• **WHAT THE TASK REQUIRES**: Copy, from the entries below, each line where the word "Jason" can be found.
[START OF SUPPLIED RECORDS]
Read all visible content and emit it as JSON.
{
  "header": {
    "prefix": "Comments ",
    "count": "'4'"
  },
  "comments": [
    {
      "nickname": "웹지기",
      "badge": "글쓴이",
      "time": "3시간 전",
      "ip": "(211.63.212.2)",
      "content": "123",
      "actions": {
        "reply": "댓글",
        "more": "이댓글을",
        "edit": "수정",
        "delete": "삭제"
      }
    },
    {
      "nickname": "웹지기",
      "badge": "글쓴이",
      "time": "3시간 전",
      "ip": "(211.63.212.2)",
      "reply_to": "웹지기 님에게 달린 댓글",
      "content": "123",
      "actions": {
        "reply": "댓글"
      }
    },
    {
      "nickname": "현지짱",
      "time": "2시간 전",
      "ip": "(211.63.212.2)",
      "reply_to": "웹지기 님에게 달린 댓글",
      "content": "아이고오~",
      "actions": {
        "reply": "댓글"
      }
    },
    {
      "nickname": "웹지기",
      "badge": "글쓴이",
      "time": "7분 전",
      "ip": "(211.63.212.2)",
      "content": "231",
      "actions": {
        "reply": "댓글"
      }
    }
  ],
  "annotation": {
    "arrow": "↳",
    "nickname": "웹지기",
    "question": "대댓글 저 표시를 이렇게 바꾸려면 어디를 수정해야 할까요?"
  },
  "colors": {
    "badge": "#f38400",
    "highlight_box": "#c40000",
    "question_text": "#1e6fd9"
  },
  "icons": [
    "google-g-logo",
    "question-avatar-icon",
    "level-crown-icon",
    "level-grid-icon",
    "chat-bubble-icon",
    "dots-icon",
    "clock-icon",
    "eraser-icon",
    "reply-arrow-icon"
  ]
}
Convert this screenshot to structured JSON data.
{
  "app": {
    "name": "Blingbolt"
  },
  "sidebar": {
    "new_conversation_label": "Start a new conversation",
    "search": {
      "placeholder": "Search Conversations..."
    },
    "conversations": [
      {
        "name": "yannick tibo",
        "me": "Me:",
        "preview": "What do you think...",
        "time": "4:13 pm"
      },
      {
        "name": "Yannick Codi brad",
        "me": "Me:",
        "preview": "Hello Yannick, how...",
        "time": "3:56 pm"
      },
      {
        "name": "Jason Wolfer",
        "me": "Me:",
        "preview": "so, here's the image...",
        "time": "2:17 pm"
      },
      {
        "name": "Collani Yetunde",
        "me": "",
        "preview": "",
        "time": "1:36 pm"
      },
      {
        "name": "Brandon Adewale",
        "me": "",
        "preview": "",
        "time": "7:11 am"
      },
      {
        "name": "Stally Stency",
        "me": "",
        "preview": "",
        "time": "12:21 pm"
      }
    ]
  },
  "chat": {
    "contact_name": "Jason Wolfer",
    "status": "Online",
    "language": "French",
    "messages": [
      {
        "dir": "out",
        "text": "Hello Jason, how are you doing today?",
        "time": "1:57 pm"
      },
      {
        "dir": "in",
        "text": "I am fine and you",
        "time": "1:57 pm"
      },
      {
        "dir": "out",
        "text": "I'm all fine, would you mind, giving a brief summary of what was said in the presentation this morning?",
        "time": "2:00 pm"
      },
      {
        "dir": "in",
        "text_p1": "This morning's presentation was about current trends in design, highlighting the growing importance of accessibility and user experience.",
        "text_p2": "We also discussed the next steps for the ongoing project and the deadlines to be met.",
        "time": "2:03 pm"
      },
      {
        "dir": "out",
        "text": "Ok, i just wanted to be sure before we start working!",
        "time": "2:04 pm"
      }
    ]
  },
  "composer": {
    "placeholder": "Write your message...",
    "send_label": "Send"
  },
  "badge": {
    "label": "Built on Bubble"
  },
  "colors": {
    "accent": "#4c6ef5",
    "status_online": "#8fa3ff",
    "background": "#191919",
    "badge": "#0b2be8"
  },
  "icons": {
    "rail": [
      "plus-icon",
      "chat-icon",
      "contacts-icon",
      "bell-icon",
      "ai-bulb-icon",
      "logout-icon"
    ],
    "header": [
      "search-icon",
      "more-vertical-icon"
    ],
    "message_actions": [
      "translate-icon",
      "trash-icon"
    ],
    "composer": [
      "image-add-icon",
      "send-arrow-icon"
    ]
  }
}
[END OF SUPPLIED RECORDS]
• **WRITTEN ANSWER**:
        "name": "Jason Wolfer",
    "contact_name": "Jason Wolfer",
        "text": "Hello Jason, how are you doing today?",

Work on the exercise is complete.